[Data excerpts]
########
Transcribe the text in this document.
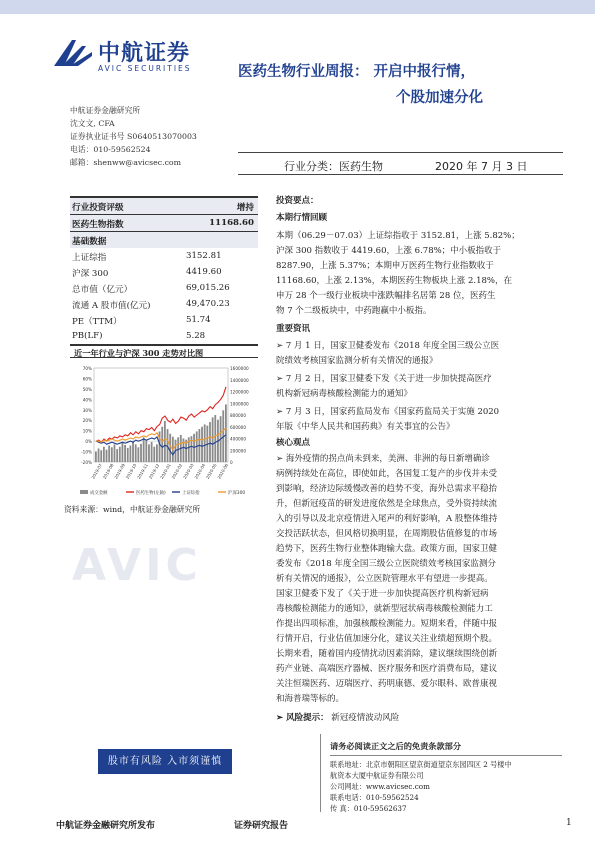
中航证券
AVIC SECURITIES	医药生物行业周报： 开启中报行情，
个股加速分化
中航证券金融研究所
沈文文, CFA
证券执业证书号 S0640513070003
电话：010-59562524
邮箱：shenww@avicsec.com	行业分类：医药生物	2020 年 7 月 3 日
行业投资评级	增持
医药生物指数	11168.60
基础数据
上证综指	3152.81
沪深 300	4419.60
总市值（亿元）	69,015.26
流通 A 股市值(亿元)	49,470.23
PE（TTM）	51.74
PB(LF)	5.28
近一年行业与沪深 300 走势对比图
70%
60%
50%
40%
30%
20%
10%
0%
-10%
-20%
1600000
1400000
1200000
1000000
800000
600000
400000
200000
0
2019-07
2019-08
2019-09
2019-10
2019-11
2019-12
2020-01
2020-02
2020-03
2020-04
2020-05
2020-06
成交金额	医药生物(左轴)	上证综指	沪深300
资料来源：wind，中航证券金融研究所
AVIC
投资要点：
本期行情回顾
本期（06.29－07.03）上证综指收于 3152.81，上涨 5.82%；
沪深 300 指数收于 4419.60，上涨 6.78%；中小板指收于
8287.90，上涨 5.37%；本期申万医药生物行业指数收于
11168.60，上涨 2.13%，本期医药生物板块上涨 2.18%，在
申万 28 个一级行业板块中涨跌幅排名居第 28 位，医药生
物 7 个二级板块中，中药跑赢中小板指。
重要资讯
➢ 7 月 1 日，国家卫健委发布《2018 年度全国三级公立医
院绩效考核国家监测分析有关情况的通报》
➢ 7 月 2 日，国家卫健委下发《关于进一步加快提高医疗
机构新冠病毒核酸检测能力的通知》
➢ 7 月 3 日，国家药监局发布《国家药监局关于实施 2020
年版《中华人民共和国药典》有关事宜的公告》
核心观点
➢ 海外疫情的拐点尚未到来，美洲、非洲的每日新增确诊
病例持续处在高位，即使如此，各国复工复产的步伐并未受
到影响，经济边际缓慢改善的趋势不变，海外总需求平稳抬
升，但新冠疫苗的研发进度依然是全球焦点，受外资持续流
入的引导以及北京疫情进入尾声的利好影响，A 股整体维持
交投活跃状态，但风格切换明显，在周期股估值修复的市场
趋势下，医药生物行业整体跑输大盘。政策方面，国家卫健
委发布《2018 年度全国三级公立医院绩效考核国家监测分
析有关情况的通报》，公立医院管理水平有望进一步提高。
国家卫健委下发了《关于进一步加快提高医疗机构新冠病
毒核酸检测能力的通知》，就新型冠状病毒核酸检测能力工
作提出四项标准，加强核酸检测能力。短期来看，伴随中报
行情开启，行业估值加速分化，建议关注业绩超预期个股。
长期来看，随着国内疫情扰动因素消除，建议继续围绕创新
药产业链、高端医疗器械、医疗服务和医疗消费布局，建议
关注恒瑞医药、迈瑞医疗、药明康德、爱尔眼科、欧普康视
和海普瑞等标的。
➢ 风险提示： 新冠疫情波动风险
股市有风险 入市须谨慎
请务必阅读正文之后的免责条款部分
联系地址：北京市朝阳区望京街道望京东园四区 2 号楼中
航资本大厦中航证券有限公司
公司网址：www.avicsec.com
联系电话：010-59562524
传 真：010-59562637
中航证券金融研究所发布	证券研究报告	1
########
In this exercise, set down all of the data exactly, without the pictures.

Transcribe the text in this document.
中航证券
AVIC SECURITIES	医药生物行业周报： 开启中报行情，
个股加速分化
中航证券金融研究所
沈文文, CFA
证券执业证书号 S0640513070003
电话：010-59562524
邮箱：shenww@avicsec.com	行业分类：医药生物	2020 年 7 月 3 日
行业投资评级	增持
医药生物指数	11168.60
基础数据
上证综指	3152.81
沪深 300	4419.60
总市值（亿元）	69,015.26
流通 A 股市值(亿元)	49,470.23
PE（TTM）	51.74
PB(LF)	5.28
近一年行业与沪深 300 走势对比图
70%
60%
50%
40%
30%
20%
10%
0%
-10%
-20%
1600000
1400000
1200000
1000000
800000
600000
400000
200000
0
2019-07
2019-08
2019-09
2019-10
2019-11
2019-12
2020-01
2020-02
2020-03
2020-04
2020-05
2020-06
成交金额	医药生物(左轴)	上证综指	沪深300
资料来源：wind，中航证券金融研究所
AVIC
投资要点：
本期行情回顾
本期（06.29－07.03）上证综指收于 3152.81，上涨 5.82%；
沪深 300 指数收于 4419.60，上涨 6.78%；中小板指收于
8287.90，上涨 5.37%；本期申万医药生物行业指数收于
11168.60，上涨 2.13%，本期医药生物板块上涨 2.18%，在
申万 28 个一级行业板块中涨跌幅排名居第 28 位，医药生
物 7 个二级板块中，中药跑赢中小板指。
重要资讯
➢ 7 月 1 日，国家卫健委发布《2018 年度全国三级公立医
院绩效考核国家监测分析有关情况的通报》
➢ 7 月 2 日，国家卫健委下发《关于进一步加快提高医疗
机构新冠病毒核酸检测能力的通知》
➢ 7 月 3 日，国家药监局发布《国家药监局关于实施 2020
年版《中华人民共和国药典》有关事宜的公告》
核心观点
➢ 海外疫情的拐点尚未到来，美洲、非洲的每日新增确诊
病例持续处在高位，即使如此，各国复工复产的步伐并未受
到影响，经济边际缓慢改善的趋势不变，海外总需求平稳抬
升，但新冠疫苗的研发进度依然是全球焦点，受外资持续流
入的引导以及北京疫情进入尾声的利好影响，A 股整体维持
交投活跃状态，但风格切换明显，在周期股估值修复的市场
趋势下，医药生物行业整体跑输大盘。政策方面，国家卫健
委发布《2018 年度全国三级公立医院绩效考核国家监测分
析有关情况的通报》，公立医院管理水平有望进一步提高。
国家卫健委下发了《关于进一步加快提高医疗机构新冠病
毒核酸检测能力的通知》，就新型冠状病毒核酸检测能力工
作提出四项标准，加强核酸检测能力。短期来看，伴随中报
行情开启，行业估值加速分化，建议关注业绩超预期个股。
长期来看，随着国内疫情扰动因素消除，建议继续围绕创新
药产业链、高端医疗器械、医疗服务和医疗消费布局，建议
关注恒瑞医药、迈瑞医疗、药明康德、爱尔眼科、欧普康视
和海普瑞等标的。
➢ 风险提示： 新冠疫情波动风险
股市有风险 入市须谨慎
请务必阅读正文之后的免责条款部分
联系地址：北京市朝阳区望京街道望京东园四区 2 号楼中
航资本大厦中航证券有限公司
公司网址：www.avicsec.com
联系电话：010-59562524
传 真：010-59562637
中航证券金融研究所发布	证券研究报告	1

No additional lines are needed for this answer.